* **WHAT IS ASKED**
Look through the records below and collect all lines that hold the string "Self".

* **INPUT DATA**
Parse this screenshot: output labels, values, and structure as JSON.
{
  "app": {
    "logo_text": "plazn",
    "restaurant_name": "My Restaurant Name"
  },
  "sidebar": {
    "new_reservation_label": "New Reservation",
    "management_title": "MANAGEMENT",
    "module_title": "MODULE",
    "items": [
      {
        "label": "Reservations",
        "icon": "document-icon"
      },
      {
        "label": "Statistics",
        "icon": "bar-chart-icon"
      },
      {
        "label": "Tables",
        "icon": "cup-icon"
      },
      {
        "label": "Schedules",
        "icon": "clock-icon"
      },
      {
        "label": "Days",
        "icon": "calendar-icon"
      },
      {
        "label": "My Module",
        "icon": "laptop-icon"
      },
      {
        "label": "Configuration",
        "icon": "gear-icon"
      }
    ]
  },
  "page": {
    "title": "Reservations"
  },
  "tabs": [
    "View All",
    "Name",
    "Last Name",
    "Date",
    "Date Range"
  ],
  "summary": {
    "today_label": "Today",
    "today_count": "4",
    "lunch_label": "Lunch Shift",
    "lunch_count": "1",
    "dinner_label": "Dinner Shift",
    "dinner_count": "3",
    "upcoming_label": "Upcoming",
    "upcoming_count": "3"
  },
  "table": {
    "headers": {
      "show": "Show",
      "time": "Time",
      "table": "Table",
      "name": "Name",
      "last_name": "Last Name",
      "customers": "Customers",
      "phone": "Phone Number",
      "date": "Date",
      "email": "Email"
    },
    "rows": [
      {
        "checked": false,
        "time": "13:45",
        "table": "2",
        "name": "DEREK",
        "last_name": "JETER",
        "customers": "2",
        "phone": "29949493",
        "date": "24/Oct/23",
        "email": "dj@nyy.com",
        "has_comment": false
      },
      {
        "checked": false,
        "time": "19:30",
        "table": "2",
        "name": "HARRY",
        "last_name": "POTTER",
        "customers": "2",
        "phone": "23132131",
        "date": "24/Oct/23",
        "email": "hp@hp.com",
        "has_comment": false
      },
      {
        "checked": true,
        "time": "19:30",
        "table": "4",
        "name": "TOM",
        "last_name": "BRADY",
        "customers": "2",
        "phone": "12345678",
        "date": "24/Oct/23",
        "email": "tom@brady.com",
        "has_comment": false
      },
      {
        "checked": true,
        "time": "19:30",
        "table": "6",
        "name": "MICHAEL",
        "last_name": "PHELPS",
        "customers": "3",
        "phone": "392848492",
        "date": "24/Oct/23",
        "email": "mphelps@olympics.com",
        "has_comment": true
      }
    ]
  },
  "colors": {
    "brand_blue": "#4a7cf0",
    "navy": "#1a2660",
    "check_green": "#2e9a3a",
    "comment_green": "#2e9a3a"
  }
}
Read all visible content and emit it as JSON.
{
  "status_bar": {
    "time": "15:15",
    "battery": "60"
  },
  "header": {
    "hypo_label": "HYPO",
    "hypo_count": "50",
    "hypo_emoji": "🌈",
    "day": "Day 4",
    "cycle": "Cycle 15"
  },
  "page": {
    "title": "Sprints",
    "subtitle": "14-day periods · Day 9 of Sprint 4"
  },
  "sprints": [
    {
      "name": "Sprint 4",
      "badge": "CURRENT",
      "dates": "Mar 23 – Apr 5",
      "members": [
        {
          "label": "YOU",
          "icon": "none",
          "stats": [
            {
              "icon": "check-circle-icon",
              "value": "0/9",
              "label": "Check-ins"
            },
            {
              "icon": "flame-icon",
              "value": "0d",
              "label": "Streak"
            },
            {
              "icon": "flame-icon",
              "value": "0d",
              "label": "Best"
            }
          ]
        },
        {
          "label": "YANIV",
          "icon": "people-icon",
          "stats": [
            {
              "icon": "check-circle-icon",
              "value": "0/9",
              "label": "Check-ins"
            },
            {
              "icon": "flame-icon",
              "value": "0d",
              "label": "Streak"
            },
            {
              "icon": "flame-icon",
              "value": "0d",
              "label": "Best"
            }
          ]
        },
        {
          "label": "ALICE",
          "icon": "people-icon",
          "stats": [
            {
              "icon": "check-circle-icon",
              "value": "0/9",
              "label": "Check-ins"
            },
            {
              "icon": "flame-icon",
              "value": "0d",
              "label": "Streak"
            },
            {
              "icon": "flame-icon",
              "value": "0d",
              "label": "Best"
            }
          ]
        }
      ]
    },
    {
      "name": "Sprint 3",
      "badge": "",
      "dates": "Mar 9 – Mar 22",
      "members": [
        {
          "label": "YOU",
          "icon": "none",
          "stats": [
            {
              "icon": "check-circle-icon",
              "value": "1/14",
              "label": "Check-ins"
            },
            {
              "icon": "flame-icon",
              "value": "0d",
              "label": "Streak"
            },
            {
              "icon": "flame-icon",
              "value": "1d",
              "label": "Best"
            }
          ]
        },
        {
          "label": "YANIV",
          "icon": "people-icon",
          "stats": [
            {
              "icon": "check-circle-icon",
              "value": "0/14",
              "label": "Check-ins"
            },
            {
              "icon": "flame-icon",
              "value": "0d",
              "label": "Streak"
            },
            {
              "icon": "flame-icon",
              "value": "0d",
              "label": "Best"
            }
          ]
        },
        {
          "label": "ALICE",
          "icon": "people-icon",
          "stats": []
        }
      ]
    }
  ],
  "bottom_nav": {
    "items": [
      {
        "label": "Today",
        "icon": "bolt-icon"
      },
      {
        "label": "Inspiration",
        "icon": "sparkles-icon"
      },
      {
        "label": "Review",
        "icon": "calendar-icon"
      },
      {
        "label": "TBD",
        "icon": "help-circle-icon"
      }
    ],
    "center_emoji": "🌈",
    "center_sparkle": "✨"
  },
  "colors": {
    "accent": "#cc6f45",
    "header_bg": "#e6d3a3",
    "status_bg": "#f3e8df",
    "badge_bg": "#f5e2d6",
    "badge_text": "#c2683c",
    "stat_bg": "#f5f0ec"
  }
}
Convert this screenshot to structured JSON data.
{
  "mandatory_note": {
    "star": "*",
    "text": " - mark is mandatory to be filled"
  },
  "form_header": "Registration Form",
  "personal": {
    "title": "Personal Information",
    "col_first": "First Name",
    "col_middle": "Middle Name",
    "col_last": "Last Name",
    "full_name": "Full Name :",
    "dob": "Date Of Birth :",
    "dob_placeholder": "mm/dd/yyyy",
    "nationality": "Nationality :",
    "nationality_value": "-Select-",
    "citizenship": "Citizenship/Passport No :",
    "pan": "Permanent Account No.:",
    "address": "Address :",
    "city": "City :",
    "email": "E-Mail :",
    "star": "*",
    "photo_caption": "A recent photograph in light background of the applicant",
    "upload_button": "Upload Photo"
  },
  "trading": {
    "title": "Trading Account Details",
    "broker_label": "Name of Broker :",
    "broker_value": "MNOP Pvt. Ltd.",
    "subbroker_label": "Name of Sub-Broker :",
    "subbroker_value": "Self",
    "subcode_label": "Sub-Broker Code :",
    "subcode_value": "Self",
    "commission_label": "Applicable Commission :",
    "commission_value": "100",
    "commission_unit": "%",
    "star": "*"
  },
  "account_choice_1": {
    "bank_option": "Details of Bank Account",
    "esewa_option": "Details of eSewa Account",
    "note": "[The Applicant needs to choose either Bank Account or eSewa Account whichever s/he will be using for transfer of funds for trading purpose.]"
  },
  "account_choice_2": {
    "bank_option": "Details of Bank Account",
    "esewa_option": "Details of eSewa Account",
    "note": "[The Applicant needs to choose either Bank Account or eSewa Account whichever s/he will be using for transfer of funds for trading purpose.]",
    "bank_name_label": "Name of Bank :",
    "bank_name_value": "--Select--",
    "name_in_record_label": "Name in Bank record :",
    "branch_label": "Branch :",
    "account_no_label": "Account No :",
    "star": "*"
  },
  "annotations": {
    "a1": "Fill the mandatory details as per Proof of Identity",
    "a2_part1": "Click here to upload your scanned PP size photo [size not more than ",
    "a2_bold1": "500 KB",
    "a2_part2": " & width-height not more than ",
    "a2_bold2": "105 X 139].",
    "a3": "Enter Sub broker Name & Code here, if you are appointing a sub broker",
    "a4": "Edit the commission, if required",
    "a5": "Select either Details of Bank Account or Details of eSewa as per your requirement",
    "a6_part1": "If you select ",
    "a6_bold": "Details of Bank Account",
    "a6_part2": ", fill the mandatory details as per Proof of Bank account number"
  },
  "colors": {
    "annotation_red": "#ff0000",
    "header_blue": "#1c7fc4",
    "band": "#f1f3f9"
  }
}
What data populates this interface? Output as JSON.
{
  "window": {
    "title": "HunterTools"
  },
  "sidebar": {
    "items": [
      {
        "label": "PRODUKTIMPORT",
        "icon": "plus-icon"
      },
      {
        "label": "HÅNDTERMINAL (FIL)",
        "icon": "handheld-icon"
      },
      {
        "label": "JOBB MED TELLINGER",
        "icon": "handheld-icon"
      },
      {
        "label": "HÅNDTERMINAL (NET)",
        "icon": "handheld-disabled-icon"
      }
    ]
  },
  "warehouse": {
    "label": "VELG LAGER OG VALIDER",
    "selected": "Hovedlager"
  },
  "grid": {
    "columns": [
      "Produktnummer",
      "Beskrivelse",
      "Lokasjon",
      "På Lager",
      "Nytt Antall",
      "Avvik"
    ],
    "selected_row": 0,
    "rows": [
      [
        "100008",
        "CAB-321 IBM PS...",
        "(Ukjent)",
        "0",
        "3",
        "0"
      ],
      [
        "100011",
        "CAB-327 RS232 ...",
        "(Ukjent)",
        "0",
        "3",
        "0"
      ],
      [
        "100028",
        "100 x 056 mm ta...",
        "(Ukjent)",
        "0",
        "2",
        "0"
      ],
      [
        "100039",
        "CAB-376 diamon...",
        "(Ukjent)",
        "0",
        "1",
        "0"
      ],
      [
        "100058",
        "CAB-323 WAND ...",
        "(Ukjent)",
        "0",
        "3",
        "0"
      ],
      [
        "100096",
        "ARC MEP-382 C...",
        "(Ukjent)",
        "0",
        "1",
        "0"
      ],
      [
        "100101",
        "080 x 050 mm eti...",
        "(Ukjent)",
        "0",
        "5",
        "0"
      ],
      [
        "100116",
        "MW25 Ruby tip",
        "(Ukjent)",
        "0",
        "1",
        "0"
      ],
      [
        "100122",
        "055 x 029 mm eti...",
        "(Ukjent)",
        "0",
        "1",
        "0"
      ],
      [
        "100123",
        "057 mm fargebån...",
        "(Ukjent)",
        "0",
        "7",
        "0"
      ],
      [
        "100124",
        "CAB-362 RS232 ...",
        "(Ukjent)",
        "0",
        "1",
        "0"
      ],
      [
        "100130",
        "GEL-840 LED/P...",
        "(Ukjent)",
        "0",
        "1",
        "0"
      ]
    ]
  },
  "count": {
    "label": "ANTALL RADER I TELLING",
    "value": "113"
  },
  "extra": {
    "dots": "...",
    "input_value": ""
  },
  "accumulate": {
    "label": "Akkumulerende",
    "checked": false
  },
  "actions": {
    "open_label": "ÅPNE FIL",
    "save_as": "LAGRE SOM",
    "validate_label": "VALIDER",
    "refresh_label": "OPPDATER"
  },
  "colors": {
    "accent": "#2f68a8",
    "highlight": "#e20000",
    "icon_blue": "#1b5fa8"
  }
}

* **EXERCISE RESULT**
    "subbroker_value": "Self",
    "subcode_value": "Self",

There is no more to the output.